TASK GOAL ->
Return, from the lines below, each one that includes the word "people".

DATA ->
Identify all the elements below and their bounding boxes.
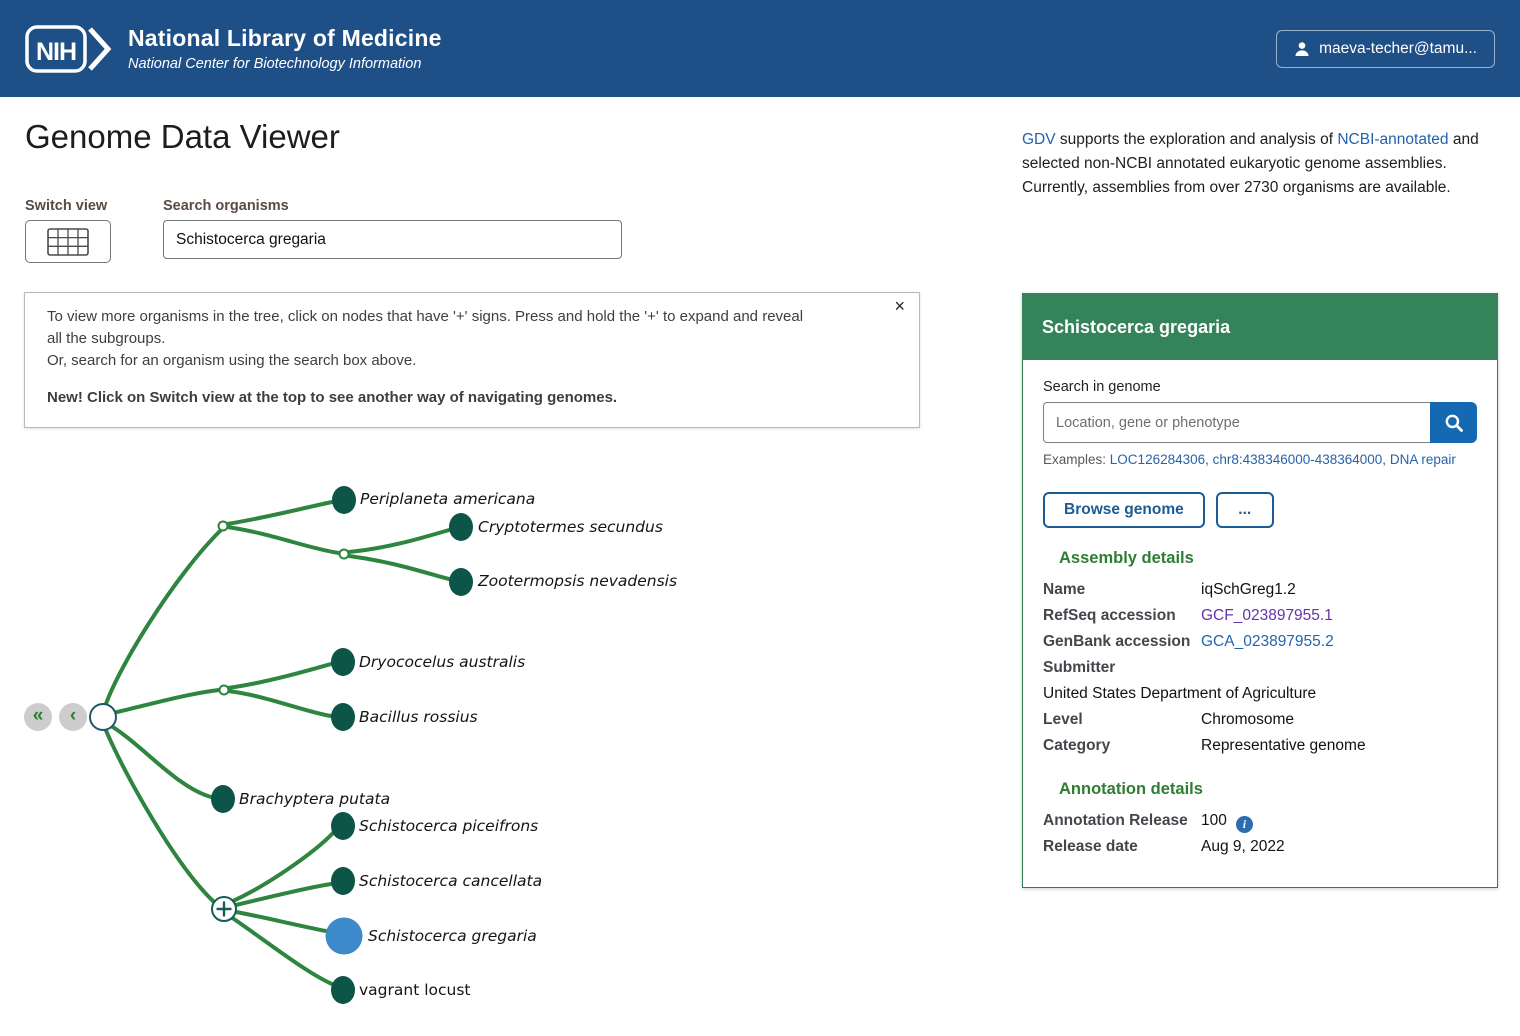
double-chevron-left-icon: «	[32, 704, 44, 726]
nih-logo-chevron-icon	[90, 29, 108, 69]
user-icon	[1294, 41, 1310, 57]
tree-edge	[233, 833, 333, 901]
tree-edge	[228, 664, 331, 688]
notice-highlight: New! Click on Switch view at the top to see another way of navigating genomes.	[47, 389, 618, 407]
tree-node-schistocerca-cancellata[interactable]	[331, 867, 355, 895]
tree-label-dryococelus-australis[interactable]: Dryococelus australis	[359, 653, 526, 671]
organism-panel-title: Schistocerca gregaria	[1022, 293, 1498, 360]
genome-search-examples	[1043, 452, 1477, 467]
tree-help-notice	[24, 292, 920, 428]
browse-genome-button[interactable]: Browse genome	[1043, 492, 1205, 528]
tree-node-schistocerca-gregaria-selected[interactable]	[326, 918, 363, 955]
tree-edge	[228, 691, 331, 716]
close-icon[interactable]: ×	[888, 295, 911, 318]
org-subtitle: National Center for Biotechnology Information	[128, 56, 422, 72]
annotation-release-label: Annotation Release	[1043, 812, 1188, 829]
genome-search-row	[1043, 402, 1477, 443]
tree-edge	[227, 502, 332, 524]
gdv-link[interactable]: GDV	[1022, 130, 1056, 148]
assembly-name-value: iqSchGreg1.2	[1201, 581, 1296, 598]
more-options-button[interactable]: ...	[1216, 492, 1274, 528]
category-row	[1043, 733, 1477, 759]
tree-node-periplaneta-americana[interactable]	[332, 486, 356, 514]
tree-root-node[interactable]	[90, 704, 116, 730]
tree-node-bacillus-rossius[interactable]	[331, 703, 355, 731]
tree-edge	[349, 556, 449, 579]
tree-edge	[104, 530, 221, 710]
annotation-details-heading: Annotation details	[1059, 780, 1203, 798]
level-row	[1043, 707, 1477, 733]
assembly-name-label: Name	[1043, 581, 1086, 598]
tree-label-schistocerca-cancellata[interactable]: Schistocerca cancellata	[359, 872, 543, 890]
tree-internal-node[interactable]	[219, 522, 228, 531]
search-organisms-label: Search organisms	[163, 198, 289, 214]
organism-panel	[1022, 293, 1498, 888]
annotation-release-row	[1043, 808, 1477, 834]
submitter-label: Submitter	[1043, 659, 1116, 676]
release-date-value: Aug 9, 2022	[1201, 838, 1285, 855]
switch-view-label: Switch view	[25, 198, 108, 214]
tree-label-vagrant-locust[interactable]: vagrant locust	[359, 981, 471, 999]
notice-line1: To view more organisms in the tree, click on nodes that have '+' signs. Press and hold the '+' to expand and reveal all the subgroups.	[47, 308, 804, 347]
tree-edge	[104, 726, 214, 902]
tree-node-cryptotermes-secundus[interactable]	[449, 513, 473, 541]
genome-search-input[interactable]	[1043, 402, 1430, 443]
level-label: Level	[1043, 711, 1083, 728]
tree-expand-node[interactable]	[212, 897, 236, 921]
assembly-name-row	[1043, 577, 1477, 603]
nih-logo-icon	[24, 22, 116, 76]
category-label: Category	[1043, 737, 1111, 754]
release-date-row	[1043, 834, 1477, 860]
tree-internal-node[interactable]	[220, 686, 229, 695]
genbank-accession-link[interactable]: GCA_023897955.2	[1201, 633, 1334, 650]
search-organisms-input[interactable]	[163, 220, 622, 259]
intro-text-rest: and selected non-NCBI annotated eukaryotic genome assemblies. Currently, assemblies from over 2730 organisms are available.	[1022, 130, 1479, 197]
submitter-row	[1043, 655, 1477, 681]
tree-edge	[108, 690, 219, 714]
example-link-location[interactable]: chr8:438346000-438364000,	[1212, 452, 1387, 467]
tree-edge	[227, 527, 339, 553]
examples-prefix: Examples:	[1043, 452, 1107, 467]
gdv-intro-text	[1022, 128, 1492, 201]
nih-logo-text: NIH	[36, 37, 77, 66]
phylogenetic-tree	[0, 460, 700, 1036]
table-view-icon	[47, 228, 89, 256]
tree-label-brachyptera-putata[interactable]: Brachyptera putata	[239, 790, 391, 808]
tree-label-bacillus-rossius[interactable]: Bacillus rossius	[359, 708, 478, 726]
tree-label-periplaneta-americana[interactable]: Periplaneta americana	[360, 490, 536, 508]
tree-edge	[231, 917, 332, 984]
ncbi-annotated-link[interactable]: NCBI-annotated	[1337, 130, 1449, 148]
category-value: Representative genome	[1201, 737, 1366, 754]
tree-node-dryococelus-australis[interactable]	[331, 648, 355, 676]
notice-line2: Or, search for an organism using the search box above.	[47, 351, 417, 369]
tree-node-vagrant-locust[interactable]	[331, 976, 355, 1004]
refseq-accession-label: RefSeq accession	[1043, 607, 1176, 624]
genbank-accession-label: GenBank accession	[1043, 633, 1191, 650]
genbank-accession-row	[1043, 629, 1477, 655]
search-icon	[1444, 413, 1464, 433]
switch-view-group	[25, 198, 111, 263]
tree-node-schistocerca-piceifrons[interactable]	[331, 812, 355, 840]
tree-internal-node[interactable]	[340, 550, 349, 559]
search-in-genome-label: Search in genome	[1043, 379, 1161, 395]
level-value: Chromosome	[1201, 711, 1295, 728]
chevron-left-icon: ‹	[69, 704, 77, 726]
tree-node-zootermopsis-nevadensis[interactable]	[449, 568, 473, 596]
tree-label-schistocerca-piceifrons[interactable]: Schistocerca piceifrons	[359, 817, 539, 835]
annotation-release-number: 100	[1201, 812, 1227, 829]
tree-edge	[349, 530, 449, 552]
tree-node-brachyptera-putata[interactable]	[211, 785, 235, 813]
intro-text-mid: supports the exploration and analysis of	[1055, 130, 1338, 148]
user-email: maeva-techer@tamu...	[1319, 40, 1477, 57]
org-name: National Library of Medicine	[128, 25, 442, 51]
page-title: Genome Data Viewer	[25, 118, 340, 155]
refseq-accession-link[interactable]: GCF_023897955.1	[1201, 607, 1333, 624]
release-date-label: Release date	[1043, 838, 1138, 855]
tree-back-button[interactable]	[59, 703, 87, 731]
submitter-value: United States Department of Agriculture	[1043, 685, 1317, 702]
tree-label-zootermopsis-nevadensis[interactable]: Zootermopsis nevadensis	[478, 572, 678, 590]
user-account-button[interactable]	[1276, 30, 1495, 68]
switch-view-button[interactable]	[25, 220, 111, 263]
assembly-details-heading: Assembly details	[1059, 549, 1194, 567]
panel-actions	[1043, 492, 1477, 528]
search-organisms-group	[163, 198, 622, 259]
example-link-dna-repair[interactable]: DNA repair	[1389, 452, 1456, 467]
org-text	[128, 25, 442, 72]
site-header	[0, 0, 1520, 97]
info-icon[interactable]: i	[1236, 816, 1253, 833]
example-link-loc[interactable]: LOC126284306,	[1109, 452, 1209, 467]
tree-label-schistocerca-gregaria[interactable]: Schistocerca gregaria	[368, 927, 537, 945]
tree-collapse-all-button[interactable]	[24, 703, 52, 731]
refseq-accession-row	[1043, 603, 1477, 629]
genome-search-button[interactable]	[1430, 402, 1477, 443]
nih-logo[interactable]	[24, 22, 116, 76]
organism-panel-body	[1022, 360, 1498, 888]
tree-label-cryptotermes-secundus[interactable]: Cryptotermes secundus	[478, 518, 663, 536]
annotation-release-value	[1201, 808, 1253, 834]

---

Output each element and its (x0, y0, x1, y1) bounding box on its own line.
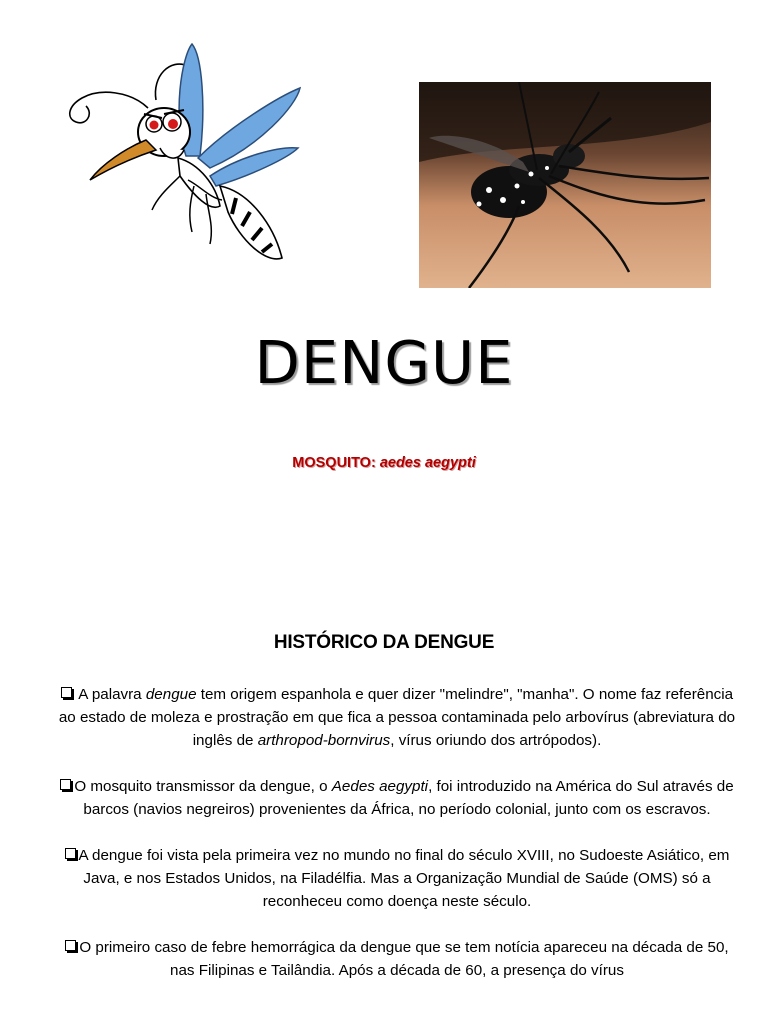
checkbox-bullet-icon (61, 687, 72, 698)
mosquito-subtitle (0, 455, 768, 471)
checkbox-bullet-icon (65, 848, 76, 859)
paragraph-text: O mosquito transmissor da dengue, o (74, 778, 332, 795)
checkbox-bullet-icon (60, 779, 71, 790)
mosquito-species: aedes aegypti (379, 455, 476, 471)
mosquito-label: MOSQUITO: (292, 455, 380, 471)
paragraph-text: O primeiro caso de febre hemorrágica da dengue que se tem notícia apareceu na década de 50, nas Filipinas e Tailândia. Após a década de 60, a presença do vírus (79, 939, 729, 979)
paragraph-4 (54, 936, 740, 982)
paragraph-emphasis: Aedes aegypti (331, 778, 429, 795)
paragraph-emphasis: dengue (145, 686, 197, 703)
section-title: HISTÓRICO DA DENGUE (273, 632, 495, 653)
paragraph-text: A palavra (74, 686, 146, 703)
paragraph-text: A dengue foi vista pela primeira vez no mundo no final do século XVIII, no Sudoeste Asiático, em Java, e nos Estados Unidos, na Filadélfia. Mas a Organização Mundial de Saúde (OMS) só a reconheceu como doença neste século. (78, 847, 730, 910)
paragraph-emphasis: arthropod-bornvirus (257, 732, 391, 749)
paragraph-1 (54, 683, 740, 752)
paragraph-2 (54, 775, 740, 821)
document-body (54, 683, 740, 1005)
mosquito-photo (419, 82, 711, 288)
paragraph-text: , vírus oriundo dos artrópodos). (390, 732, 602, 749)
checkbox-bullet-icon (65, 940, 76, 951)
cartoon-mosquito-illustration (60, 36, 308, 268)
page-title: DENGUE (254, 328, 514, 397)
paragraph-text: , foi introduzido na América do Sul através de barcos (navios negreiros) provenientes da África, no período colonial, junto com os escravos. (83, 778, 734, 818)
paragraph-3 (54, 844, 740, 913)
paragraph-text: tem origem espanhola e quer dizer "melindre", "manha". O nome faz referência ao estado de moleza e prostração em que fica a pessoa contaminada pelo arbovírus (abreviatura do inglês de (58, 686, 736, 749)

---

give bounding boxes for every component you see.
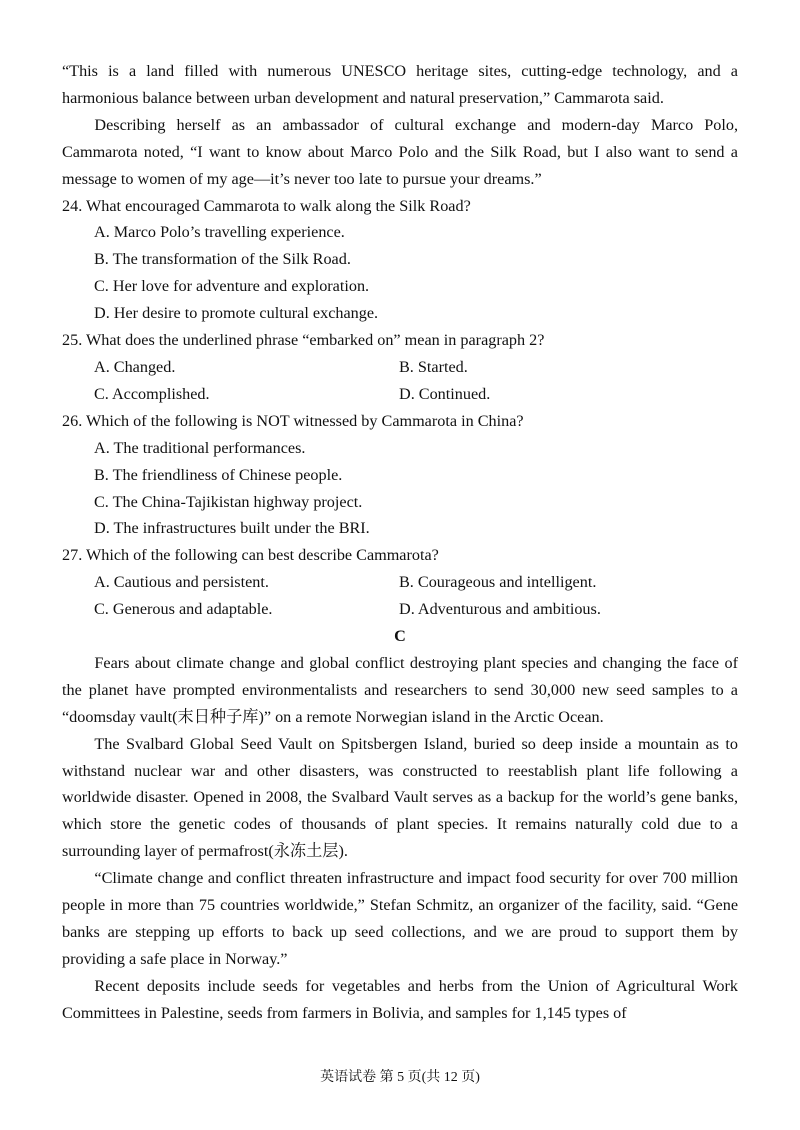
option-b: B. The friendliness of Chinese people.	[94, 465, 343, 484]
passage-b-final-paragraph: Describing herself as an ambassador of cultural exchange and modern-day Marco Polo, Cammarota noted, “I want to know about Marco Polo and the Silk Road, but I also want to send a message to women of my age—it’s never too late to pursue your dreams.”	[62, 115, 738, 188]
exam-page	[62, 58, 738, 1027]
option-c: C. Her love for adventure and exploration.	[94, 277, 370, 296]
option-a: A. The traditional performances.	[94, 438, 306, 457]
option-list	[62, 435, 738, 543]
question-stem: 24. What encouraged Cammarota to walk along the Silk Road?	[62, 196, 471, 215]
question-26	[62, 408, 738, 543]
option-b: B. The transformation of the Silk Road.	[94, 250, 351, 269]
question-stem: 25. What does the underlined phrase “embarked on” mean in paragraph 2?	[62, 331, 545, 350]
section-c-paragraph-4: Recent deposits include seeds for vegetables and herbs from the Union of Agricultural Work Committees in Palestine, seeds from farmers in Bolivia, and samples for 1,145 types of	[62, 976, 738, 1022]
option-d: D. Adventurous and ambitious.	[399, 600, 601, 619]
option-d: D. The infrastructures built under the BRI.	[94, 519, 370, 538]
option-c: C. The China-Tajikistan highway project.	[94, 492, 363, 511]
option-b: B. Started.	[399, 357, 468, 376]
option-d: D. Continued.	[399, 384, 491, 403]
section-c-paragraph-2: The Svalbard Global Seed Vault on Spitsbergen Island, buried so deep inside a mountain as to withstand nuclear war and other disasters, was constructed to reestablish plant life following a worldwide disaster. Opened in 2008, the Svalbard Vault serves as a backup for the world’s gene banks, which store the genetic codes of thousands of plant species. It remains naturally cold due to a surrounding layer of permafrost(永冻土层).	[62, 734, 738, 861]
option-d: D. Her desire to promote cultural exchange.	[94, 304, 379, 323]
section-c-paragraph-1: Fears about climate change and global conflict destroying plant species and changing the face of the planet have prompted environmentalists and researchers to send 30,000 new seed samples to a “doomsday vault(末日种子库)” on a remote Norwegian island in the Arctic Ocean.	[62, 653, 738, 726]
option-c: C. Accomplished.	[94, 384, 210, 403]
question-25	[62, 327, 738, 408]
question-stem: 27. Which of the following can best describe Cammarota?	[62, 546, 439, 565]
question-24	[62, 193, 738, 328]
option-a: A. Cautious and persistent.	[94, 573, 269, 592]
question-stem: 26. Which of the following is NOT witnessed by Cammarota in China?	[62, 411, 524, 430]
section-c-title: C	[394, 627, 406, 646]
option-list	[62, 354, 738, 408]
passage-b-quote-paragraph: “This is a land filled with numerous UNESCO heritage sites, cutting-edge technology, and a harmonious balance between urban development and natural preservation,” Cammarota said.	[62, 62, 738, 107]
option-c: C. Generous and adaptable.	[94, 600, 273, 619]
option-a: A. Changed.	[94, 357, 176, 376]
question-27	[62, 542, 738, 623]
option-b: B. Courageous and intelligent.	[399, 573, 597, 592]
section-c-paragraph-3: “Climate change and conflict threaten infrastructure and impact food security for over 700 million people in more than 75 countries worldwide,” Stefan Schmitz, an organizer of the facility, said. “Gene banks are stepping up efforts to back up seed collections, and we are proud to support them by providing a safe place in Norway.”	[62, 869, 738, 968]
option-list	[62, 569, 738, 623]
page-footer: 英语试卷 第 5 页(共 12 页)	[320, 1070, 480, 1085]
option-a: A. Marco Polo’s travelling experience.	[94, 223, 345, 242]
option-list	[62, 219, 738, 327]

SOLUTION TO THE PROBLEM ->
option-b: B. The friendliness of Chinese people.	[94, 465, 343, 484]
section-c-paragraph-3: “Climate change and conflict threaten infrastructure and impact food security for over 700 million people in more than 75 countries worldwide,” Stefan Schmitz, an organizer of the facility, said. “Gene banks are stepping up efforts to back up seed collections, and we are proud to support them by providing a safe place in Norway.”	[62, 869, 738, 968]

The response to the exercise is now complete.